TASK GOAL:
Pull out the lines running from the start of the material through the line that contains "svg-text:Y: Y: [392, 209, 423, 255]", including both ends, and copy them unchanged.

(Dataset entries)
--- Start ---

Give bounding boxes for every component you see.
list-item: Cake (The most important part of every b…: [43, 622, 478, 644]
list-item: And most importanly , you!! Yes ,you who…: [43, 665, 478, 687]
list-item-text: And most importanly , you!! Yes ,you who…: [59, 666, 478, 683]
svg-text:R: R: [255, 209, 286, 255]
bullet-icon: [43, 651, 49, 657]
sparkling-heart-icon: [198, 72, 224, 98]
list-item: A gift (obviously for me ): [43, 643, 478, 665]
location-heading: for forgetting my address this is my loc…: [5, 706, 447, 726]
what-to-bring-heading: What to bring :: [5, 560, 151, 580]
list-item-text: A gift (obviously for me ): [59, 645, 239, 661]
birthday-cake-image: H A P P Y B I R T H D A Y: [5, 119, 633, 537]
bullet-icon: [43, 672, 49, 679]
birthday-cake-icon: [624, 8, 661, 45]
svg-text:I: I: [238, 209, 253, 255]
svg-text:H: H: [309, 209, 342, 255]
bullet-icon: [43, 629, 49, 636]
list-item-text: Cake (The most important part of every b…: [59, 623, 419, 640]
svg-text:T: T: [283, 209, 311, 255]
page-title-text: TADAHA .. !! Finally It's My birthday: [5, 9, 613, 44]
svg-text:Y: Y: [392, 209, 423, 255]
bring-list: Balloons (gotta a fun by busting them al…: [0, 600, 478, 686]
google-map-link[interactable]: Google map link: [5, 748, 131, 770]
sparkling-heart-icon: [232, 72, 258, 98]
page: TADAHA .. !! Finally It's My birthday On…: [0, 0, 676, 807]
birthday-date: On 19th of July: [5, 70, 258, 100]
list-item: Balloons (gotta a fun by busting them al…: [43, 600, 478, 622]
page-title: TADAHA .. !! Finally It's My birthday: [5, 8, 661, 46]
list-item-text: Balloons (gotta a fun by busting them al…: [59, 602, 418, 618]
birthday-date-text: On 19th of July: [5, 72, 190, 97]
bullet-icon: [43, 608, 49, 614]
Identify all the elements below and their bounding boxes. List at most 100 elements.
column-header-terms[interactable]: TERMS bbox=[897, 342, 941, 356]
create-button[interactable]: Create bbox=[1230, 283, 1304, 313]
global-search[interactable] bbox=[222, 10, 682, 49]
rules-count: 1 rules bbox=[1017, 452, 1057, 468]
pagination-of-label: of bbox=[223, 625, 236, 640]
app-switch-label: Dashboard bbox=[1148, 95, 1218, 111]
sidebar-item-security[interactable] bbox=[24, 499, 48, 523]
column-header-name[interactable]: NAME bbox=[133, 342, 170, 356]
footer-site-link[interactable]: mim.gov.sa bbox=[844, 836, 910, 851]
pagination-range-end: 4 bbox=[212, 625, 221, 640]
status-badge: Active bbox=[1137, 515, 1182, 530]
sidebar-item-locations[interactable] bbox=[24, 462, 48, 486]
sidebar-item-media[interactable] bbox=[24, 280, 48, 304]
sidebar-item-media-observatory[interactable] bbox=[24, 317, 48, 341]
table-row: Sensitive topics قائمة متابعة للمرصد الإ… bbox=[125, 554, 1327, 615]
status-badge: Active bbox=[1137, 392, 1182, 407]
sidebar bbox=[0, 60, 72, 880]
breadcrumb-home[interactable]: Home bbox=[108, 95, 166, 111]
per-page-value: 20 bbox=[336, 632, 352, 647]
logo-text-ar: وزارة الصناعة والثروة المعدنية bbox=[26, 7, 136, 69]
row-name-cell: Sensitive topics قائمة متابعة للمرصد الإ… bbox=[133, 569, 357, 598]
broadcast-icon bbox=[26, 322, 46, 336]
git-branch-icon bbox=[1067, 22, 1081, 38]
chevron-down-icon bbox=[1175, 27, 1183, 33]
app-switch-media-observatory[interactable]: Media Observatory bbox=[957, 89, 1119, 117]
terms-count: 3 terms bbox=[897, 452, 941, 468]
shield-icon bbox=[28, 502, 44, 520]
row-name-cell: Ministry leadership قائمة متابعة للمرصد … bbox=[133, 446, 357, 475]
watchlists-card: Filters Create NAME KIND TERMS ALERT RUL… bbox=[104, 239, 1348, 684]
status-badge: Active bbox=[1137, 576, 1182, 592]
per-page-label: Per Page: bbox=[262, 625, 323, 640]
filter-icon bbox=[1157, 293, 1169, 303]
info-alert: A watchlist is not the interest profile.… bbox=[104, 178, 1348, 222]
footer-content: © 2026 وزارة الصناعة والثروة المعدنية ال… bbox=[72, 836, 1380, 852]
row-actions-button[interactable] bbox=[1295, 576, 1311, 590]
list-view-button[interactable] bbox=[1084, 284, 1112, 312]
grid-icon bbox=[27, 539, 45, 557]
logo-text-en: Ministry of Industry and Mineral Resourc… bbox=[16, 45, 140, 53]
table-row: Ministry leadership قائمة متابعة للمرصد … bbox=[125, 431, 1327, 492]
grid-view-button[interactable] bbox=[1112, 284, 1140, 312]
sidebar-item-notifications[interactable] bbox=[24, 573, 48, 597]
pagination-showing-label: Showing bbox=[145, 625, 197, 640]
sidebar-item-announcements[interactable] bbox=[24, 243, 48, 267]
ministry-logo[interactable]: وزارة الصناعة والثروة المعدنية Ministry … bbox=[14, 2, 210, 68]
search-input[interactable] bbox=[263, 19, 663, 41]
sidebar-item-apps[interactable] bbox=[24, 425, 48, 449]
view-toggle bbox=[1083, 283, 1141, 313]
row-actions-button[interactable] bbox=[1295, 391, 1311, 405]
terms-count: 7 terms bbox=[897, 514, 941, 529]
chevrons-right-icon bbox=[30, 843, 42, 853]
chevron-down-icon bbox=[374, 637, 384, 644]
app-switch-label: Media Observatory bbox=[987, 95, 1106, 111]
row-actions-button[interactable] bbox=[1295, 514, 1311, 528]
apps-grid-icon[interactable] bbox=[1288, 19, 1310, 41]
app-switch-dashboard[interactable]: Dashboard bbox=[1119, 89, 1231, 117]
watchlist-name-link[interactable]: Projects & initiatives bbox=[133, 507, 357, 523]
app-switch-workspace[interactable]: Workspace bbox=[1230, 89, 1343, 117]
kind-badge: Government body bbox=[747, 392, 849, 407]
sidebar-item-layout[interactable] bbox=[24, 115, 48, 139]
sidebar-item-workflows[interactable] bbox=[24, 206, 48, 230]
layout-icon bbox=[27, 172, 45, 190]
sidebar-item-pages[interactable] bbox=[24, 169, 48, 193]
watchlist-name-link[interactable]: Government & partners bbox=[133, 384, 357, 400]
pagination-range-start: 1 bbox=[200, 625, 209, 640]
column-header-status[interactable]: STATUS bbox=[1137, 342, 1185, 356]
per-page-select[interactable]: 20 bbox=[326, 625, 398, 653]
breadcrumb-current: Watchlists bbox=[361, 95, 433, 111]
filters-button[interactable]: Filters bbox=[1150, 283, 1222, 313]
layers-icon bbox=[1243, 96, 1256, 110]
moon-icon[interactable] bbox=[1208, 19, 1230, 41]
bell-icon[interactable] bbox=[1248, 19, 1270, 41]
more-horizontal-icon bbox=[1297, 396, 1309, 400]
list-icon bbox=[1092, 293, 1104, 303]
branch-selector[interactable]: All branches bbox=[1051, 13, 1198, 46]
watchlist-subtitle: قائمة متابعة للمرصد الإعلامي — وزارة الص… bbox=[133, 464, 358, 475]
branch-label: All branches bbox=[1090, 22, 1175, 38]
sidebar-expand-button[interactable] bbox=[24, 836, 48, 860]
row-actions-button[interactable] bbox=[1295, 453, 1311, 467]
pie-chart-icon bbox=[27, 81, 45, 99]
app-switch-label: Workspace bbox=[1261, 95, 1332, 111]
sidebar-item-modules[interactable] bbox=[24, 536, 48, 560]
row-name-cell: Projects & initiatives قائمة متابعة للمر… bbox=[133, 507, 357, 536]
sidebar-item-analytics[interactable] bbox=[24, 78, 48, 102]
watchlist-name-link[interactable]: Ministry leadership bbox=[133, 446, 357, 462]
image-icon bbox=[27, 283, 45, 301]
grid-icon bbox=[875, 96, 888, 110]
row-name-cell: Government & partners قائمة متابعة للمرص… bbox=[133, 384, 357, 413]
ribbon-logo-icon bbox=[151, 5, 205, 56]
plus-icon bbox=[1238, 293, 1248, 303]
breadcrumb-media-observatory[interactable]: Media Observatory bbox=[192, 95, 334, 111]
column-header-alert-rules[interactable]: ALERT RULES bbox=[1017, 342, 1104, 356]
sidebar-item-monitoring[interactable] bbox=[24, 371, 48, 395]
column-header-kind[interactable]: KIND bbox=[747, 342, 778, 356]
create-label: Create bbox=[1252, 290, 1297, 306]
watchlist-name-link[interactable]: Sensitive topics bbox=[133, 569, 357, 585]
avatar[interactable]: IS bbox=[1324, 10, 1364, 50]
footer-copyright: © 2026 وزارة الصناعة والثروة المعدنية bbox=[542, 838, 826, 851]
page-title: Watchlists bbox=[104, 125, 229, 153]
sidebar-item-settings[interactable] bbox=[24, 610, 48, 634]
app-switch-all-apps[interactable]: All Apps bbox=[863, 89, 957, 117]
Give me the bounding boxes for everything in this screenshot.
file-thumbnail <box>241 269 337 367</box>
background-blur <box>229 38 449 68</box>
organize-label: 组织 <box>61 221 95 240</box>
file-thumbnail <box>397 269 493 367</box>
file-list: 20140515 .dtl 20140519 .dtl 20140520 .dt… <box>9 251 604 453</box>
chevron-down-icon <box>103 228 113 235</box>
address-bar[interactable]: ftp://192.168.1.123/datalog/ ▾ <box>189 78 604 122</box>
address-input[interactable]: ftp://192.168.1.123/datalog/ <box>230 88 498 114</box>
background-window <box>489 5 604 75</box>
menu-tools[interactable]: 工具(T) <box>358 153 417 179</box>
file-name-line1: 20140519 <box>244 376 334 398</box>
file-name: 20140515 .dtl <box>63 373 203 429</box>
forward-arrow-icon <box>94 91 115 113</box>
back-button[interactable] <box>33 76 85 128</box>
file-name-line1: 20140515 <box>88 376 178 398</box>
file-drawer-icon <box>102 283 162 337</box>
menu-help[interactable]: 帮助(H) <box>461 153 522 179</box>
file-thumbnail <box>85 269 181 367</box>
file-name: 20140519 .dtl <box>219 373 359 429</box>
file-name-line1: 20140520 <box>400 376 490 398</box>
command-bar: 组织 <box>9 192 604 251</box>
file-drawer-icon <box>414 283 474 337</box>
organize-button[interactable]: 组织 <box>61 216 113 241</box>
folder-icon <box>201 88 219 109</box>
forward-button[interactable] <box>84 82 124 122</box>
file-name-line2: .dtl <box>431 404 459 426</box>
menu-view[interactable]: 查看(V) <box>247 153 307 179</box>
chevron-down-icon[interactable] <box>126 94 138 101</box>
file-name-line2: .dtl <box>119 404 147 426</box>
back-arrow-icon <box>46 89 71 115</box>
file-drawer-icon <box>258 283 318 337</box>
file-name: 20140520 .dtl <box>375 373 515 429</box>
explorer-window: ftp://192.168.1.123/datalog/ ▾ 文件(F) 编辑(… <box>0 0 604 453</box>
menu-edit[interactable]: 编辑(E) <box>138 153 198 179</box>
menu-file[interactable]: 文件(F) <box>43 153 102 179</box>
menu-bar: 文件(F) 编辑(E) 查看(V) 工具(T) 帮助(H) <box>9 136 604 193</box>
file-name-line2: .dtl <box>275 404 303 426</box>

--- End ---

EXERCISE OUTPUT:
Give bounding boxes for every component you see.
list-item: Cake (The most important part of every b…: [43, 622, 478, 644]
list-item: And most importanly , you!! Yes ,you who…: [43, 665, 478, 687]
list-item-text: And most importanly , you!! Yes ,you who…: [59, 666, 478, 683]
svg-text:R: R: [255, 209, 286, 255]
bullet-icon: [43, 651, 49, 657]
sparkling-heart-icon: [198, 72, 224, 98]
list-item: A gift (obviously for me ): [43, 643, 478, 665]
location-heading: for forgetting my address this is my loc…: [5, 706, 447, 726]
what-to-bring-heading: What to bring :: [5, 560, 151, 580]
list-item-text: A gift (obviously for me ): [59, 645, 239, 661]
birthday-cake-image: H A P P Y B I R T H D A Y: [5, 119, 633, 537]
bullet-icon: [43, 672, 49, 679]
birthday-cake-icon: [624, 8, 661, 45]
svg-text:I: I: [238, 209, 253, 255]
svg-text:H: H: [309, 209, 342, 255]
bullet-icon: [43, 629, 49, 636]
list-item-text: Cake (The most important part of every b…: [59, 623, 419, 640]
svg-text:T: T: [283, 209, 311, 255]
page-title-text: TADAHA .. !! Finally It's My birthday: [5, 9, 613, 44]
svg-text:Y: Y: [392, 209, 423, 255]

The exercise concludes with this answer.